### REQUIRED WORK
Find every line in the records below that holds the word "stash", and copy it out.
# START OF EXCERPTED RECORDS
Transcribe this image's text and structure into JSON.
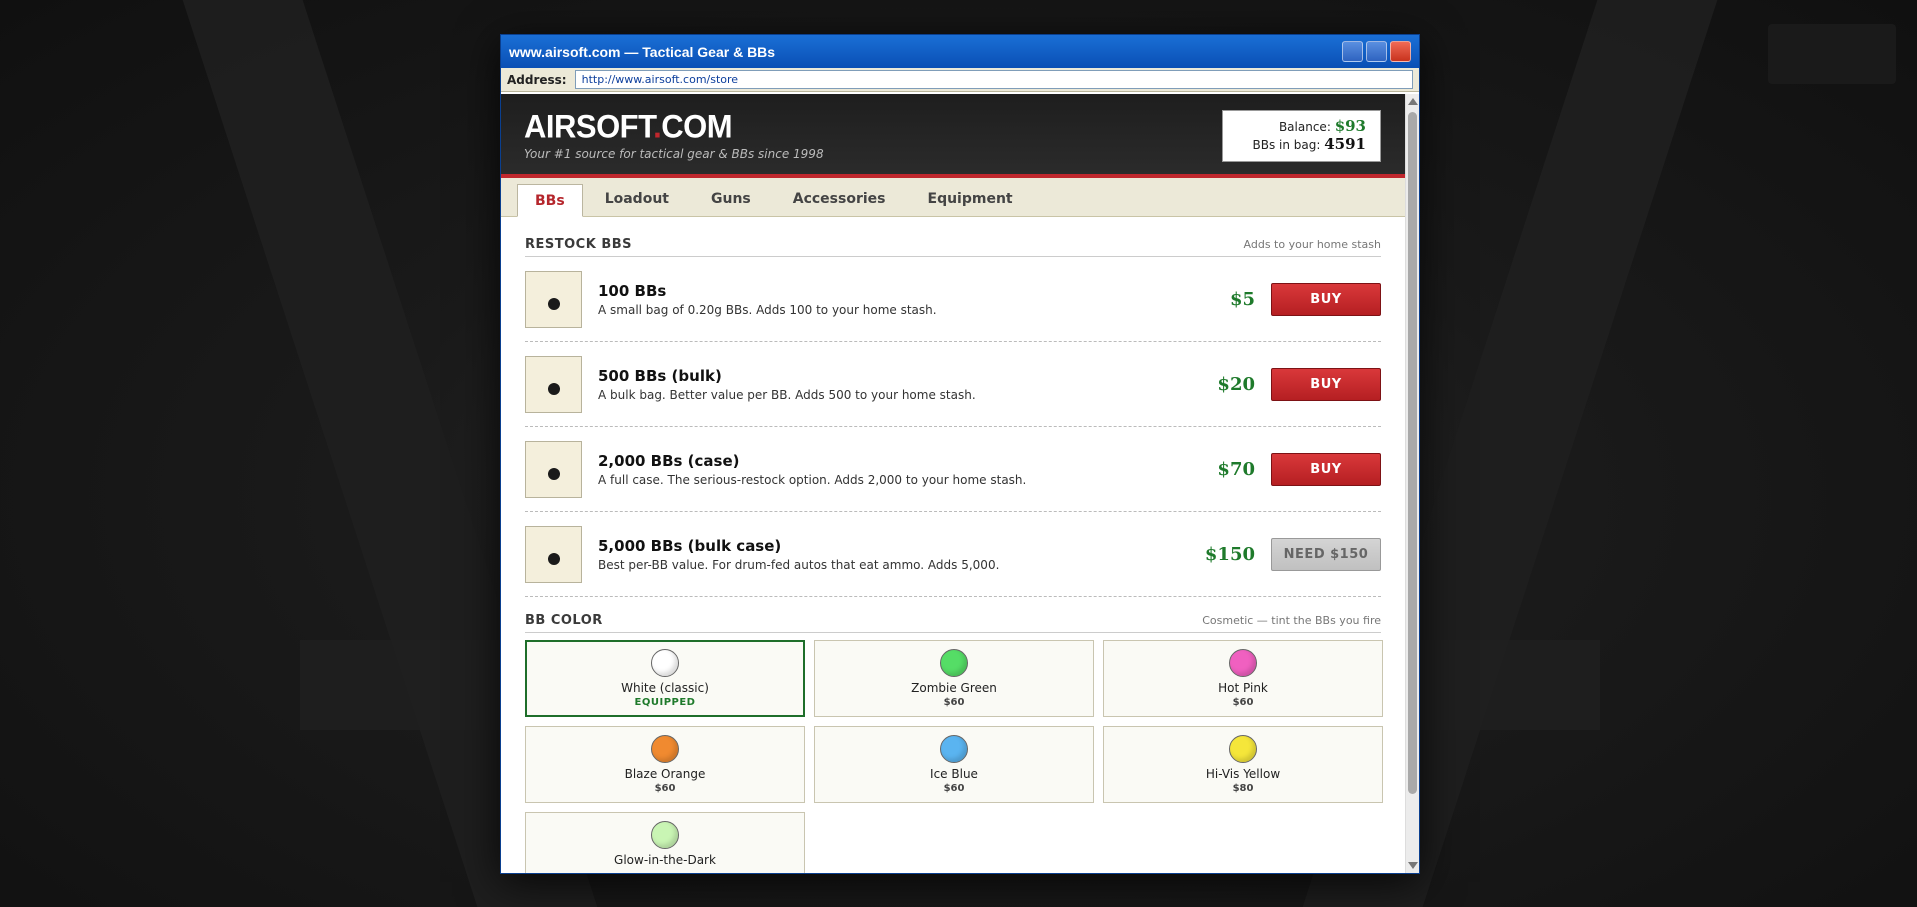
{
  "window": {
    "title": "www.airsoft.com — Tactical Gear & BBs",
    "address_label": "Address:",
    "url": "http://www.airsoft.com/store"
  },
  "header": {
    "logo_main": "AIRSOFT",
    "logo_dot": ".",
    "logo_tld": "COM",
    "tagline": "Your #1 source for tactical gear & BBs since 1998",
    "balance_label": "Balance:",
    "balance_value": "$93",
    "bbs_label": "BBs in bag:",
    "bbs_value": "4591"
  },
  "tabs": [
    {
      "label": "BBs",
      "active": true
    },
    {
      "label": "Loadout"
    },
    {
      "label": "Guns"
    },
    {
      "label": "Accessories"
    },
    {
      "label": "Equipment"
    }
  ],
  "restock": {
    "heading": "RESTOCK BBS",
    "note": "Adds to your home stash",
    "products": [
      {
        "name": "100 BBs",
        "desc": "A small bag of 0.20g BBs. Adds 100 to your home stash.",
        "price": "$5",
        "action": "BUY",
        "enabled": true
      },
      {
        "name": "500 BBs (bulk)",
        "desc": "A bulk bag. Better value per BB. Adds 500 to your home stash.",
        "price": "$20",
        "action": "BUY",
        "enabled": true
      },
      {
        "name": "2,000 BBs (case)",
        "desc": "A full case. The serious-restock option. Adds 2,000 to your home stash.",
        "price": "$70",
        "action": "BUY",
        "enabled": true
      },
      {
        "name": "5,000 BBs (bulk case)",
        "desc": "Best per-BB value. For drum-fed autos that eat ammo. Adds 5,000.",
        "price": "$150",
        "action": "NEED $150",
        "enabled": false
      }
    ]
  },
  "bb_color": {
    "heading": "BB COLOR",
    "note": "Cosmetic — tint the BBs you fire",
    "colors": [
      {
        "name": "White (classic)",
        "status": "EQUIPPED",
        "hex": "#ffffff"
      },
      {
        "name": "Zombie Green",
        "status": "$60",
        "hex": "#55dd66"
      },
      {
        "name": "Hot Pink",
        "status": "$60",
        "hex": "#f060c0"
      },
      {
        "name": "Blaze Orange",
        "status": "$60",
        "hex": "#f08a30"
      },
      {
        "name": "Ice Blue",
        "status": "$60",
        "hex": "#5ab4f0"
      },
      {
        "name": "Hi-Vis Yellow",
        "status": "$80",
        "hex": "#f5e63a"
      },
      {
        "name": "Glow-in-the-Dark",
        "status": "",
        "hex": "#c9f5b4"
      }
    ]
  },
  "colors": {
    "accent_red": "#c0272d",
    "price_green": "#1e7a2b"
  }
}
# END OF EXCERPTED RECORDS
### CORRECT RESULT
    "note": "Adds to your home stash",
        "desc": "A small bag of 0.20g BBs. Adds 100 to your home stash.",
        "desc": "A bulk bag. Better value per BB. Adds 500 to your home stash.",
        "desc": "A full case. The serious-restock option. Adds 2,000 to your home stash.",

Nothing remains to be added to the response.